**AIM**
Below are some records: retype them all exactly, but not the pictures.

**PROVIDED RECORDS**
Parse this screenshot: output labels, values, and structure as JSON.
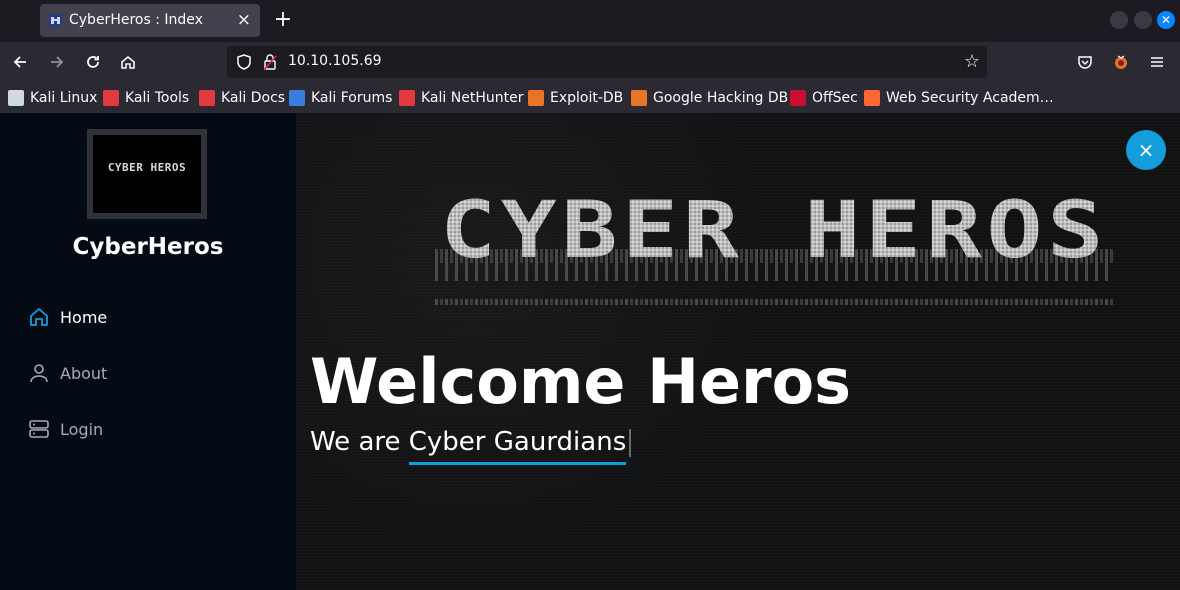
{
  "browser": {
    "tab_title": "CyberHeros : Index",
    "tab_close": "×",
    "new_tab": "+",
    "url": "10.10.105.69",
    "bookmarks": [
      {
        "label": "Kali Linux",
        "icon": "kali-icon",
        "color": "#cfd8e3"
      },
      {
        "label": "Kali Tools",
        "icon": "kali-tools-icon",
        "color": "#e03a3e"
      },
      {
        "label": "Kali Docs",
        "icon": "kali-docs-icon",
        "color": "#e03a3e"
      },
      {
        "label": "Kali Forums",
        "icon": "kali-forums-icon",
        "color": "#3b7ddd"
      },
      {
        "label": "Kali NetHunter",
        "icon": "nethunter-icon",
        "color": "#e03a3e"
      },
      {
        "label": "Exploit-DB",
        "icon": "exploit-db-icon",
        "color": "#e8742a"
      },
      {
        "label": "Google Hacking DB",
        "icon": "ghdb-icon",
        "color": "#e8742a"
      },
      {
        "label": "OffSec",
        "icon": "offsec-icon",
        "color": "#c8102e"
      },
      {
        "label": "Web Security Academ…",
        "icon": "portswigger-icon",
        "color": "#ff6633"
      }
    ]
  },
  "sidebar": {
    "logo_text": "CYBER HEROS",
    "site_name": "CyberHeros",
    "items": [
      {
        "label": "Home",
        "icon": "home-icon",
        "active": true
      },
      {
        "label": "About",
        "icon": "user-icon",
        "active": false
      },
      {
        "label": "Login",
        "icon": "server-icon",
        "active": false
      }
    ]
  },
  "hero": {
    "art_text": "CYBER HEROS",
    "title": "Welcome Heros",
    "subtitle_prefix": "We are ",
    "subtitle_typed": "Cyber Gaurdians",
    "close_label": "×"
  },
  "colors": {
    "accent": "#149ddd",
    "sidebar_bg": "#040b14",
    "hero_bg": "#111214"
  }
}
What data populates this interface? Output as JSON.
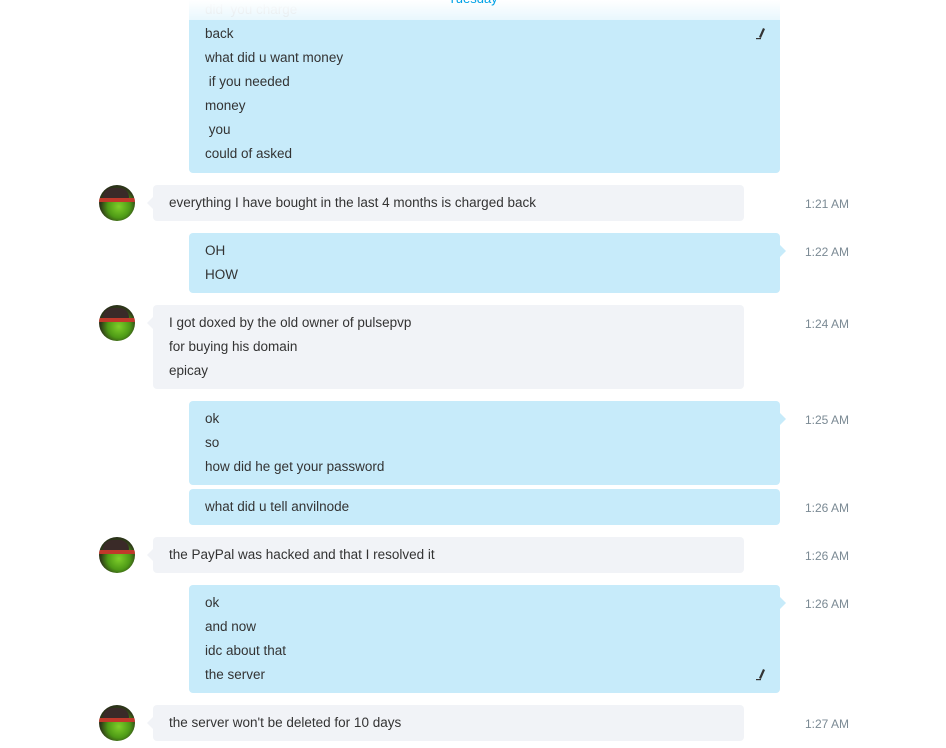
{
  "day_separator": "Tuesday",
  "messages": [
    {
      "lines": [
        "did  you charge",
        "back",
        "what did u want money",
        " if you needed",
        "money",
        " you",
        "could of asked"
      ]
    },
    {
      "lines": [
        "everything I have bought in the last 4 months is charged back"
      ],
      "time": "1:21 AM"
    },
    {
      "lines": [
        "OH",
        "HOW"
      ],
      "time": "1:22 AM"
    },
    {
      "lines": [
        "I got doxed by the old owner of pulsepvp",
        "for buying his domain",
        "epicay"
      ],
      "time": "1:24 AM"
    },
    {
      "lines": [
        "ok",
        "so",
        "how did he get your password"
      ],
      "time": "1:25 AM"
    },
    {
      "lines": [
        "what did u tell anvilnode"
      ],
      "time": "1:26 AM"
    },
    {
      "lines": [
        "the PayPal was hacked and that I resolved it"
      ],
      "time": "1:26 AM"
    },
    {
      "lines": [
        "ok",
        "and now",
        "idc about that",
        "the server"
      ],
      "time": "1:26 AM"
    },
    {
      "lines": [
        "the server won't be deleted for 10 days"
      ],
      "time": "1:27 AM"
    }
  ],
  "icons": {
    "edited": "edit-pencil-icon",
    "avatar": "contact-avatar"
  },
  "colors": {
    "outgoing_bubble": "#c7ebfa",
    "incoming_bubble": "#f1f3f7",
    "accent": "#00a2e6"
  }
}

**TASK RESPONSE**
Parse this screenshot: output labels, values, and structure as JSON.
{
  "browser": {
    "tab_title": "CyberHeros : Index",
    "tab_close": "×",
    "new_tab": "+",
    "url": "10.10.105.69",
    "bookmarks": [
      {
        "label": "Kali Linux",
        "icon": "kali-icon",
        "color": "#cfd8e3"
      },
      {
        "label": "Kali Tools",
        "icon": "kali-tools-icon",
        "color": "#e03a3e"
      },
      {
        "label": "Kali Docs",
        "icon": "kali-docs-icon",
        "color": "#e03a3e"
      },
      {
        "label": "Kali Forums",
        "icon": "kali-forums-icon",
        "color": "#3b7ddd"
      },
      {
        "label": "Kali NetHunter",
        "icon": "nethunter-icon",
        "color": "#e03a3e"
      },
      {
        "label": "Exploit-DB",
        "icon": "exploit-db-icon",
        "color": "#e8742a"
      },
      {
        "label": "Google Hacking DB",
        "icon": "ghdb-icon",
        "color": "#e8742a"
      },
      {
        "label": "OffSec",
        "icon": "offsec-icon",
        "color": "#c8102e"
      },
      {
        "label": "Web Security Academ…",
        "icon": "portswigger-icon",
        "color": "#ff6633"
      }
    ]
  },
  "sidebar": {
    "logo_text": "CYBER HEROS",
    "site_name": "CyberHeros",
    "items": [
      {
        "label": "Home",
        "icon": "home-icon",
        "active": true
      },
      {
        "label": "About",
        "icon": "user-icon",
        "active": false
      },
      {
        "label": "Login",
        "icon": "server-icon",
        "active": false
      }
    ]
  },
  "hero": {
    "art_text": "CYBER HEROS",
    "title": "Welcome Heros",
    "subtitle_prefix": "We are ",
    "subtitle_typed": "Cyber Gaurdians",
    "close_label": "×"
  },
  "colors": {
    "accent": "#149ddd",
    "sidebar_bg": "#040b14",
    "hero_bg": "#111214"
  }
}
What data populates this interface? Output as JSON.
{
  "day_separator": "Tuesday",
  "messages": [
    {
      "lines": [
        "did  you charge",
        "back",
        "what did u want money",
        " if you needed",
        "money",
        " you",
        "could of asked"
      ]
    },
    {
      "lines": [
        "everything I have bought in the last 4 months is charged back"
      ],
      "time": "1:21 AM"
    },
    {
      "lines": [
        "OH",
        "HOW"
      ],
      "time": "1:22 AM"
    },
    {
      "lines": [
        "I got doxed by the old owner of pulsepvp",
        "for buying his domain",
        "epicay"
      ],
      "time": "1:24 AM"
    },
    {
      "lines": [
        "ok",
        "so",
        "how did he get your password"
      ],
      "time": "1:25 AM"
    },
    {
      "lines": [
        "what did u tell anvilnode"
      ],
      "time": "1:26 AM"
    },
    {
      "lines": [
        "the PayPal was hacked and that I resolved it"
      ],
      "time": "1:26 AM"
    },
    {
      "lines": [
        "ok",
        "and now",
        "idc about that",
        "the server"
      ],
      "time": "1:26 AM"
    },
    {
      "lines": [
        "the server won't be deleted for 10 days"
      ],
      "time": "1:27 AM"
    }
  ],
  "icons": {
    "edited": "edit-pencil-icon",
    "avatar": "contact-avatar"
  },
  "colors": {
    "outgoing_bubble": "#c7ebfa",
    "incoming_bubble": "#f1f3f7",
    "accent": "#00a2e6"
  }
}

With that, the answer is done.